— Start of Input —

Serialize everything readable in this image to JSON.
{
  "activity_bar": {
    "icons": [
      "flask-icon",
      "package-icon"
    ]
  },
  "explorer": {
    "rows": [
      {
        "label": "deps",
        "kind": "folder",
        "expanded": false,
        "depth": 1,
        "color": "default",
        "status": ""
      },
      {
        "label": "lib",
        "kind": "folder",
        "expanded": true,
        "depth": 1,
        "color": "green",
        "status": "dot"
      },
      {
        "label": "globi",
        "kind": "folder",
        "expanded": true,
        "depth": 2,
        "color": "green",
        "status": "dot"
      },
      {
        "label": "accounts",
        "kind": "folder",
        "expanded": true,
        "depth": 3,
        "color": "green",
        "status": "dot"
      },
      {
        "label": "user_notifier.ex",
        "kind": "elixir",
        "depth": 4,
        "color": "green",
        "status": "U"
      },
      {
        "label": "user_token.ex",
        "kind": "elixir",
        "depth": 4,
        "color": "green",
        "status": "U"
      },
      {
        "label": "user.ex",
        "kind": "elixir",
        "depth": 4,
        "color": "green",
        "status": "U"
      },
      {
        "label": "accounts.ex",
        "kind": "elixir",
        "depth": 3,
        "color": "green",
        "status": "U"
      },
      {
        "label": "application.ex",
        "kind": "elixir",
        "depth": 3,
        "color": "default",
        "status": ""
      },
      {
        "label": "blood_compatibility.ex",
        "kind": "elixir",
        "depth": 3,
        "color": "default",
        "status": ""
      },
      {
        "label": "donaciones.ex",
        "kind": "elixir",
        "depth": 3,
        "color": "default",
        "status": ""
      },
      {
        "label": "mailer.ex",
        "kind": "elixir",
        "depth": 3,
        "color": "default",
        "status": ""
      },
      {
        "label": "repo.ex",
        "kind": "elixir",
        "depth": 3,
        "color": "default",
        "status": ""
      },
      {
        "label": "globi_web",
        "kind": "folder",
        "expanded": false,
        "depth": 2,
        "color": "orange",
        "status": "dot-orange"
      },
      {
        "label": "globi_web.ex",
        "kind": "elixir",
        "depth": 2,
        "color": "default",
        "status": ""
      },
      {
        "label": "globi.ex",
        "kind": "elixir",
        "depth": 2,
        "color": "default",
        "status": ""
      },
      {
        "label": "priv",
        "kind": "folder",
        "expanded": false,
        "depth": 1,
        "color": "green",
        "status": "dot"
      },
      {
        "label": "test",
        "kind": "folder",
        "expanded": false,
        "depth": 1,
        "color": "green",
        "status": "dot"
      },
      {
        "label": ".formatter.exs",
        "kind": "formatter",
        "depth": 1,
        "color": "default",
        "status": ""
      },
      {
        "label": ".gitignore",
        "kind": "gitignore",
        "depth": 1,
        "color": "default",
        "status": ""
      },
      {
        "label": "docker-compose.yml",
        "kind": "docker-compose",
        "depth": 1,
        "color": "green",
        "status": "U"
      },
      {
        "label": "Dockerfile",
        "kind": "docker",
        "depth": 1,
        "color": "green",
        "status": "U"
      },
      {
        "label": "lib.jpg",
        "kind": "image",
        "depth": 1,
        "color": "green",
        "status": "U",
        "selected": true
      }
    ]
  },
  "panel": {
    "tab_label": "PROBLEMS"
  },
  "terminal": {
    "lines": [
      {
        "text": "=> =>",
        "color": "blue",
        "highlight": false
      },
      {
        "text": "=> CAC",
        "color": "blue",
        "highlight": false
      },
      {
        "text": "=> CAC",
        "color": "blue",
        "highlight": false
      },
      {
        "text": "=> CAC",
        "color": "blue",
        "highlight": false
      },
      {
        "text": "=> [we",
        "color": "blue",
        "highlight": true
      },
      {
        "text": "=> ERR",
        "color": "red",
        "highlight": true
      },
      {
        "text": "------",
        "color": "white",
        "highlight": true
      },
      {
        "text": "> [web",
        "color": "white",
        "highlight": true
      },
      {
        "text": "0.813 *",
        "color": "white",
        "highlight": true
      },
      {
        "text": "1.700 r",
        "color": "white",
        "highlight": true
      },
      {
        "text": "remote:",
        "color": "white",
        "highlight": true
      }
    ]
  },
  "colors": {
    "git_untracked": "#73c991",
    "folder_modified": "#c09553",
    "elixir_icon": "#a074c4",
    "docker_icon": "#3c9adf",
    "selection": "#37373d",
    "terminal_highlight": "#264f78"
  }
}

— End of Input —
— Start of Input —

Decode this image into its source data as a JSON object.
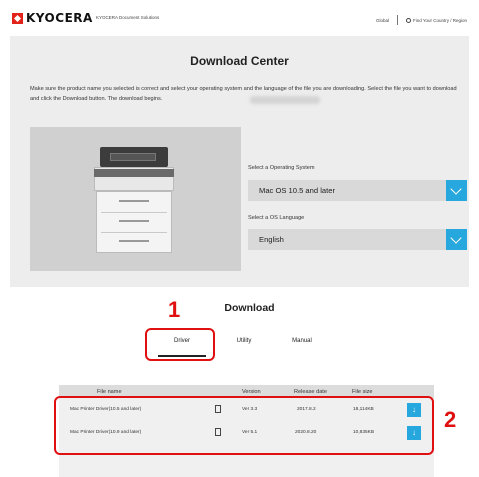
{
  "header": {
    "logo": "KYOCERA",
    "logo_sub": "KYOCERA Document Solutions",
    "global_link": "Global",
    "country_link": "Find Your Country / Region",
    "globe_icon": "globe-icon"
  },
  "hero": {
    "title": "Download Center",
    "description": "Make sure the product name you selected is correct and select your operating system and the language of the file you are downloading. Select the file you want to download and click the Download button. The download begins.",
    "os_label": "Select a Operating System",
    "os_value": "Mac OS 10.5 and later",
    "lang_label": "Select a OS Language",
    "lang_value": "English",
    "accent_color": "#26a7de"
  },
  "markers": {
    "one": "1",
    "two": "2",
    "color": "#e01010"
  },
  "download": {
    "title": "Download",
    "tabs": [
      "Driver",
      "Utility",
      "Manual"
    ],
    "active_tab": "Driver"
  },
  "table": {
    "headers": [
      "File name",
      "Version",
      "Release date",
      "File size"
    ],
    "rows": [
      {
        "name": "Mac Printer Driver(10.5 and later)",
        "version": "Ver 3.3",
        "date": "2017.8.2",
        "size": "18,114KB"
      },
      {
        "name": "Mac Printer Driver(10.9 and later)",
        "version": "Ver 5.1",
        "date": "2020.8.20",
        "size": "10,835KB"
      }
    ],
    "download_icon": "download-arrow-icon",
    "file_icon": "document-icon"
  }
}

— End of Input —

● What you need to do
Among the records above, find each line holding the string "date" and pull it out.

● Full solution
      "Release date",
        "date": "2017.8.2",
        "date": "2020.8.20",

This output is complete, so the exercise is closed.